- Objective -
Give back each entry unchanged, minus pictures.

Figure record extracts

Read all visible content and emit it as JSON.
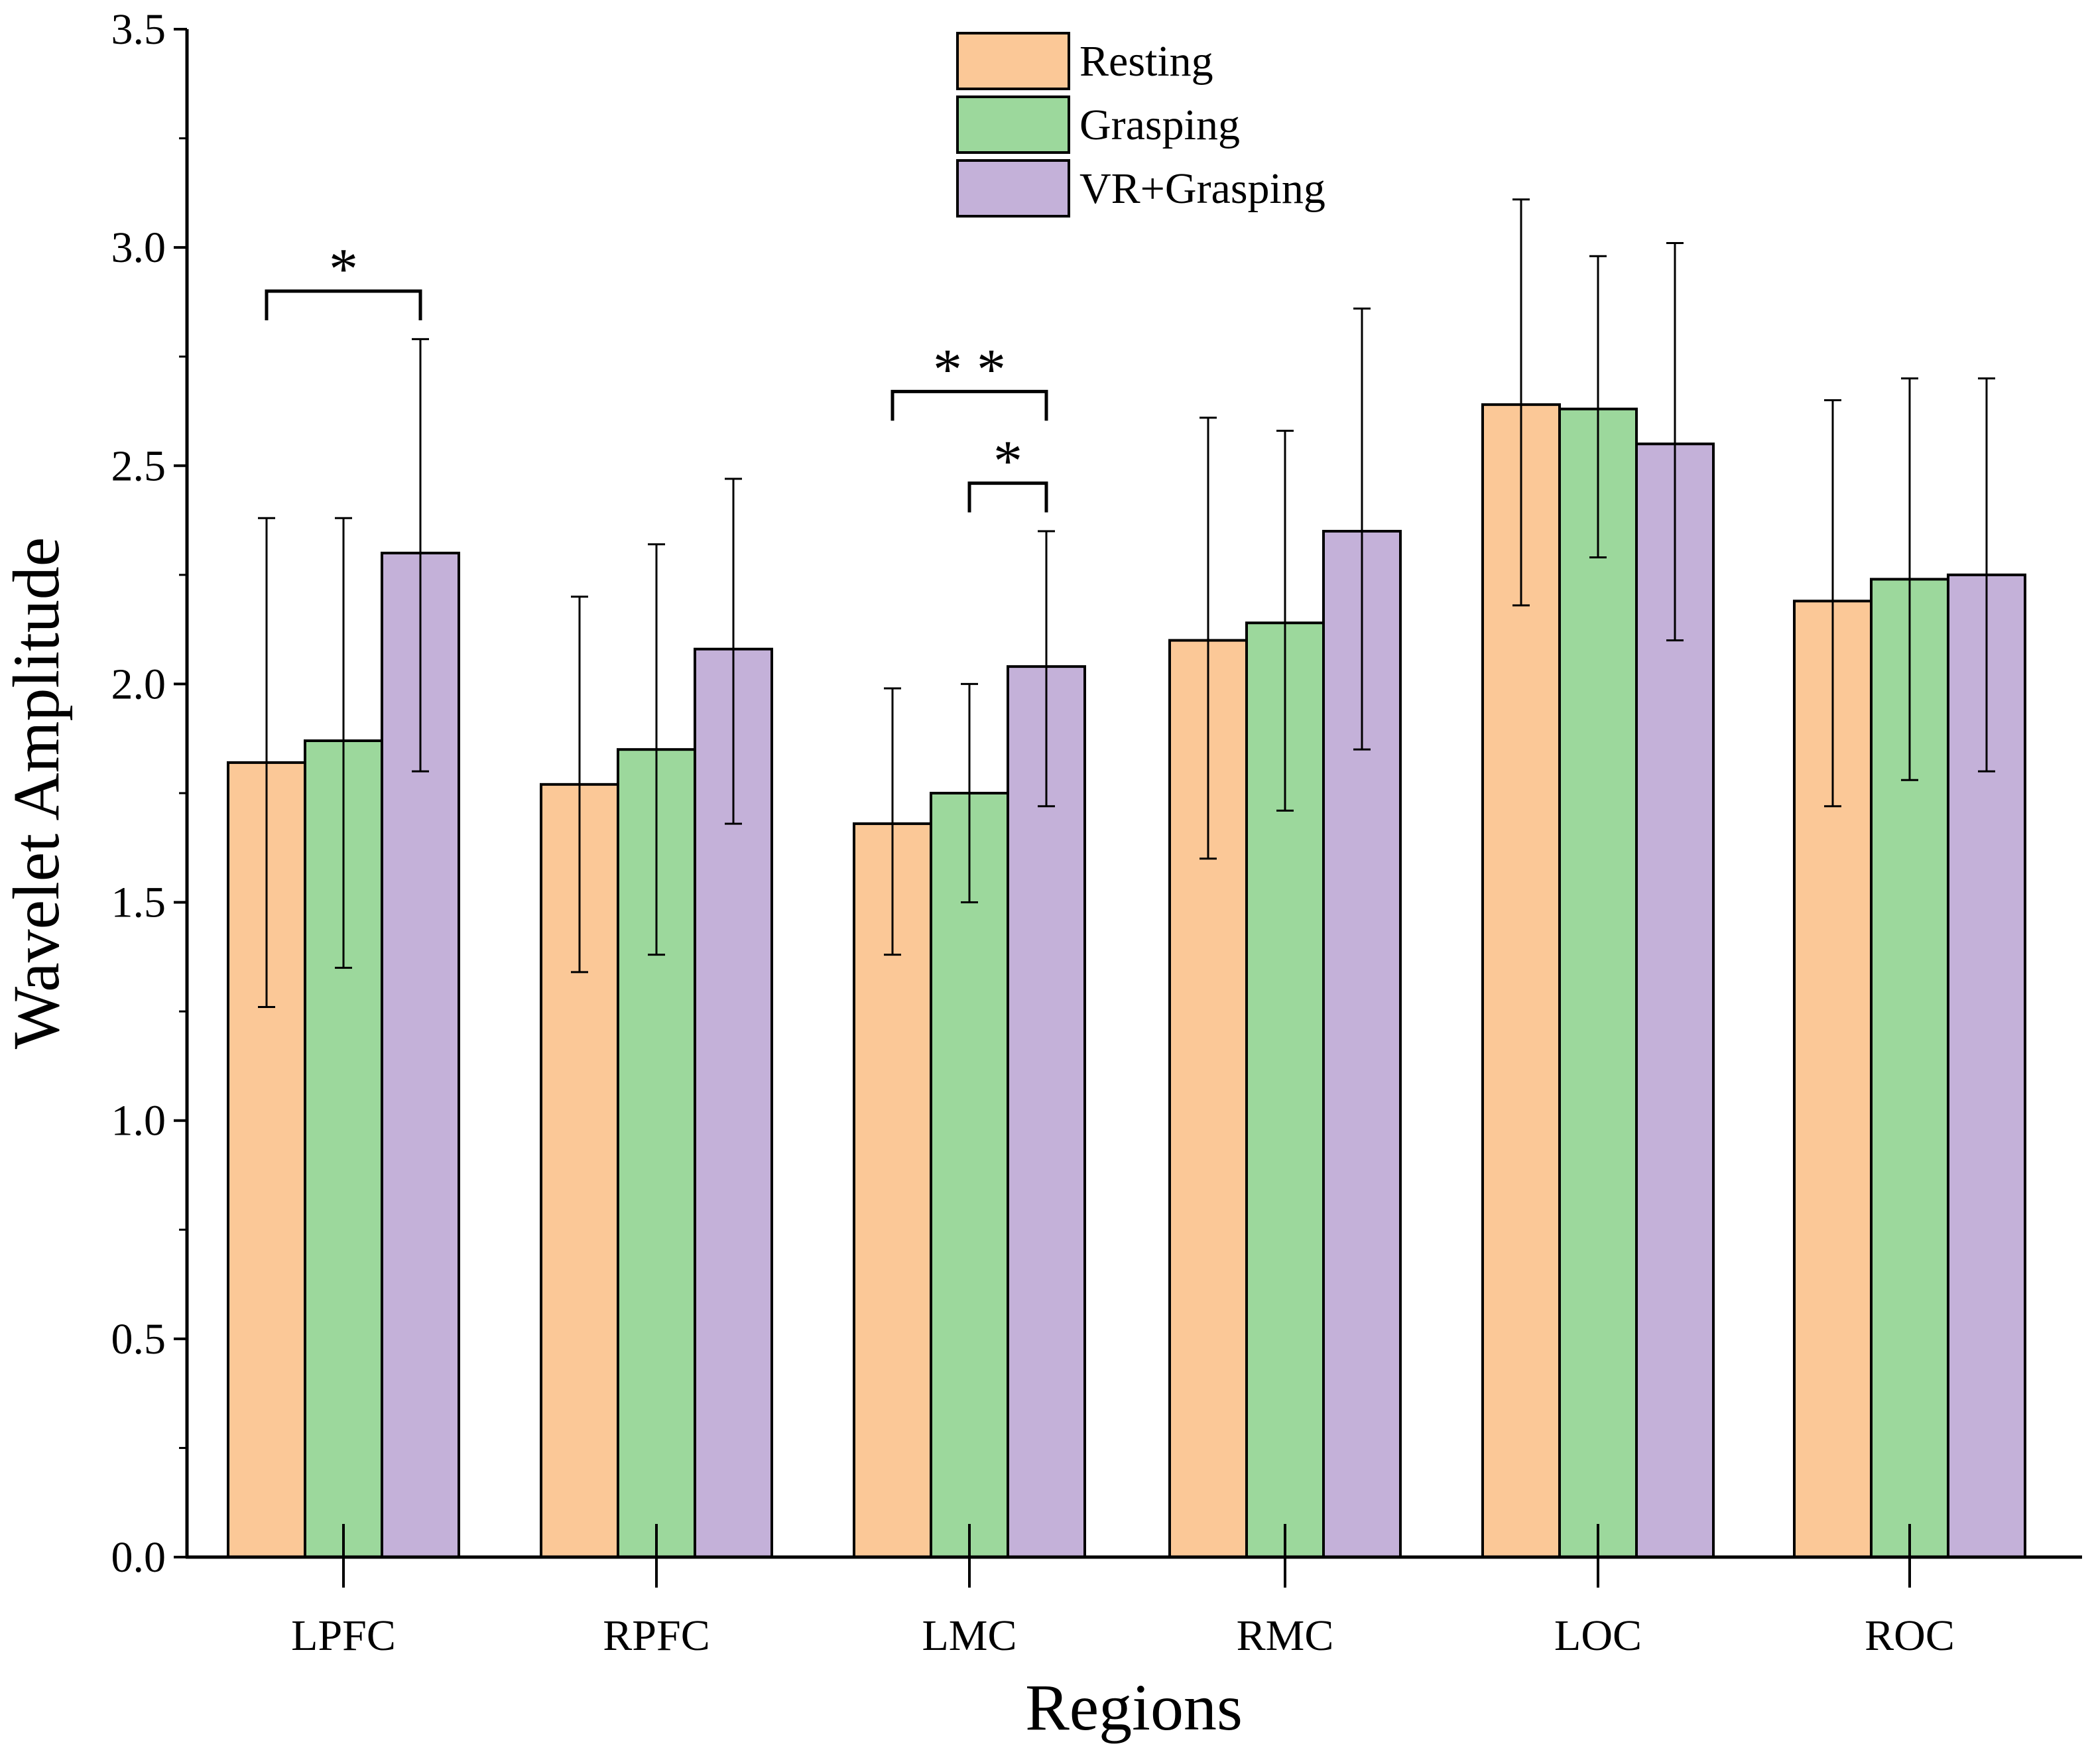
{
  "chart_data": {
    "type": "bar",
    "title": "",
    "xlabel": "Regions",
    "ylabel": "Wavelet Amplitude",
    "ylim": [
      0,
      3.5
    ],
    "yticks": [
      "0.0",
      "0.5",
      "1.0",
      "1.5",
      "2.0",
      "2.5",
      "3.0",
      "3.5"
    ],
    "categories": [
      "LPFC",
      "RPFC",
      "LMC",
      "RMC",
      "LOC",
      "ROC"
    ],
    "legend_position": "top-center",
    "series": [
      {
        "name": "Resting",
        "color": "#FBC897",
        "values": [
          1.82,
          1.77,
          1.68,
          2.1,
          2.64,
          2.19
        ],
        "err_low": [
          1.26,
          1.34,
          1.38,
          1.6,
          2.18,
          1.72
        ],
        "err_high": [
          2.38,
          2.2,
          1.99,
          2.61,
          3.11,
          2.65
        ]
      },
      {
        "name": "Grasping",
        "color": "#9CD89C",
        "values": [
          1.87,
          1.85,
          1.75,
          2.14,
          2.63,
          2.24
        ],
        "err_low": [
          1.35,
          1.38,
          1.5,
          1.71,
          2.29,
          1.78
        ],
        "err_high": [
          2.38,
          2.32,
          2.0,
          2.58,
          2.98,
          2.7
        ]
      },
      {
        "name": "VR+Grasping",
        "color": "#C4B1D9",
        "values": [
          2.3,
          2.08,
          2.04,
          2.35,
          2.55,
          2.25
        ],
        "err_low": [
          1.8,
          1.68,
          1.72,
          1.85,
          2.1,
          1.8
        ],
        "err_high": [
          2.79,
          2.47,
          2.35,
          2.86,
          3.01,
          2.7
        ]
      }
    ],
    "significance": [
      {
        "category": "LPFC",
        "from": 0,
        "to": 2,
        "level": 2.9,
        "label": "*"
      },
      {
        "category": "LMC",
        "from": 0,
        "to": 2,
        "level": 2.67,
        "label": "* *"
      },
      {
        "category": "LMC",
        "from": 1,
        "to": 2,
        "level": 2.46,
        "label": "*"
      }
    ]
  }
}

- Output for this task -
Read all visible content and emit it as JSON.
{
  "chart_data": {
    "type": "bar",
    "title": "",
    "xlabel": "Regions",
    "ylabel": "Wavelet Amplitude",
    "ylim": [
      0,
      3.5
    ],
    "yticks": [
      "0.0",
      "0.5",
      "1.0",
      "1.5",
      "2.0",
      "2.5",
      "3.0",
      "3.5"
    ],
    "categories": [
      "LPFC",
      "RPFC",
      "LMC",
      "RMC",
      "LOC",
      "ROC"
    ],
    "legend_position": "top-center",
    "series": [
      {
        "name": "Resting",
        "color": "#FBC897",
        "values": [
          1.82,
          1.77,
          1.68,
          2.1,
          2.64,
          2.19
        ],
        "err_low": [
          1.26,
          1.34,
          1.38,
          1.6,
          2.18,
          1.72
        ],
        "err_high": [
          2.38,
          2.2,
          1.99,
          2.61,
          3.11,
          2.65
        ]
      },
      {
        "name": "Grasping",
        "color": "#9CD89C",
        "values": [
          1.87,
          1.85,
          1.75,
          2.14,
          2.63,
          2.24
        ],
        "err_low": [
          1.35,
          1.38,
          1.5,
          1.71,
          2.29,
          1.78
        ],
        "err_high": [
          2.38,
          2.32,
          2.0,
          2.58,
          2.98,
          2.7
        ]
      },
      {
        "name": "VR+Grasping",
        "color": "#C4B1D9",
        "values": [
          2.3,
          2.08,
          2.04,
          2.35,
          2.55,
          2.25
        ],
        "err_low": [
          1.8,
          1.68,
          1.72,
          1.85,
          2.1,
          1.8
        ],
        "err_high": [
          2.79,
          2.47,
          2.35,
          2.86,
          3.01,
          2.7
        ]
      }
    ],
    "significance": [
      {
        "category": "LPFC",
        "from": 0,
        "to": 2,
        "level": 2.9,
        "label": "*"
      },
      {
        "category": "LMC",
        "from": 0,
        "to": 2,
        "level": 2.67,
        "label": "* *"
      },
      {
        "category": "LMC",
        "from": 1,
        "to": 2,
        "level": 2.46,
        "label": "*"
      }
    ]
  }
}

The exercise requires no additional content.